__What to work on__
Your task is to write out the complete listing exactly as it is shown.

##### Information shown #####

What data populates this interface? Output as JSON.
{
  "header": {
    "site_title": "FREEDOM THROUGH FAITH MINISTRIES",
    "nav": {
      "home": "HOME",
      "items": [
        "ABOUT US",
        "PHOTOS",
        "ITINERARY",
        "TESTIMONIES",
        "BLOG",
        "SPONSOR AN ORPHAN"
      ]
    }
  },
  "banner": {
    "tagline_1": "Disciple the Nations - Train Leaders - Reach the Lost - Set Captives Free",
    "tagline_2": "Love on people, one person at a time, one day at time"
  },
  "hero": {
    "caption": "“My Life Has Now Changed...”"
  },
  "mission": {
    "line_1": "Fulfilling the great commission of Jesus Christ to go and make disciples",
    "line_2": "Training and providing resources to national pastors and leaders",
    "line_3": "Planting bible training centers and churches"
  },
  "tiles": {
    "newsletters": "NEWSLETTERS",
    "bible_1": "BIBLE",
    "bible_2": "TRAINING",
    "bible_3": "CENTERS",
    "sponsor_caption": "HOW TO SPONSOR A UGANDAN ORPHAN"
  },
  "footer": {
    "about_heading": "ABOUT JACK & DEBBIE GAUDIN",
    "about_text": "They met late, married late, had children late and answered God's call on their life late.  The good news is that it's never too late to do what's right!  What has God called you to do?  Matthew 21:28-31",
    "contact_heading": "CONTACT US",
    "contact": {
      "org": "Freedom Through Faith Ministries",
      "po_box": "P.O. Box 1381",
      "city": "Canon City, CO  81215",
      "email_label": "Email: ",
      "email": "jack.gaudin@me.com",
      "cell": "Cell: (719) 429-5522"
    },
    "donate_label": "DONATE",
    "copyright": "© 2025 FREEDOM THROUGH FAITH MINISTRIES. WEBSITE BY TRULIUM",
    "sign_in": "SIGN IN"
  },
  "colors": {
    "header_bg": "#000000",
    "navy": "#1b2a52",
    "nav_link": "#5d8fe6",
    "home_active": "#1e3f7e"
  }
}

#####

__Solved exercise__
What data populates this interface? Output as JSON.
{
  "header": {
    "site_title": "FREEDOM THROUGH FAITH MINISTRIES",
    "nav": {
      "home": "HOME",
      "items": [
        "ABOUT US",
        "PHOTOS",
        "ITINERARY",
        "TESTIMONIES",
        "BLOG",
        "SPONSOR AN ORPHAN"
      ]
    }
  },
  "banner": {
    "tagline_1": "Disciple the Nations - Train Leaders - Reach the Lost - Set Captives Free",
    "tagline_2": "Love on people, one person at a time, one day at time"
  },
  "hero": {
    "caption": "“My Life Has Now Changed...”"
  },
  "mission": {
    "line_1": "Fulfilling the great commission of Jesus Christ to go and make disciples",
    "line_2": "Training and providing resources to national pastors and leaders",
    "line_3": "Planting bible training centers and churches"
  },
  "tiles": {
    "newsletters": "NEWSLETTERS",
    "bible_1": "BIBLE",
    "bible_2": "TRAINING",
    "bible_3": "CENTERS",
    "sponsor_caption": "HOW TO SPONSOR A UGANDAN ORPHAN"
  },
  "footer": {
    "about_heading": "ABOUT JACK & DEBBIE GAUDIN",
    "about_text": "They met late, married late, had children late and answered God's call on their life late.  The good news is that it's never too late to do what's right!  What has God called you to do?  Matthew 21:28-31",
    "contact_heading": "CONTACT US",
    "contact": {
      "org": "Freedom Through Faith Ministries",
      "po_box": "P.O. Box 1381",
      "city": "Canon City, CO  81215",
      "email_label": "Email: ",
      "email": "jack.gaudin@me.com",
      "cell": "Cell: (719) 429-5522"
    },
    "donate_label": "DONATE",
    "copyright": "© 2025 FREEDOM THROUGH FAITH MINISTRIES. WEBSITE BY TRULIUM",
    "sign_in": "SIGN IN"
  },
  "colors": {
    "header_bg": "#000000",
    "navy": "#1b2a52",
    "nav_link": "#5d8fe6",
    "home_active": "#1e3f7e"
  }
}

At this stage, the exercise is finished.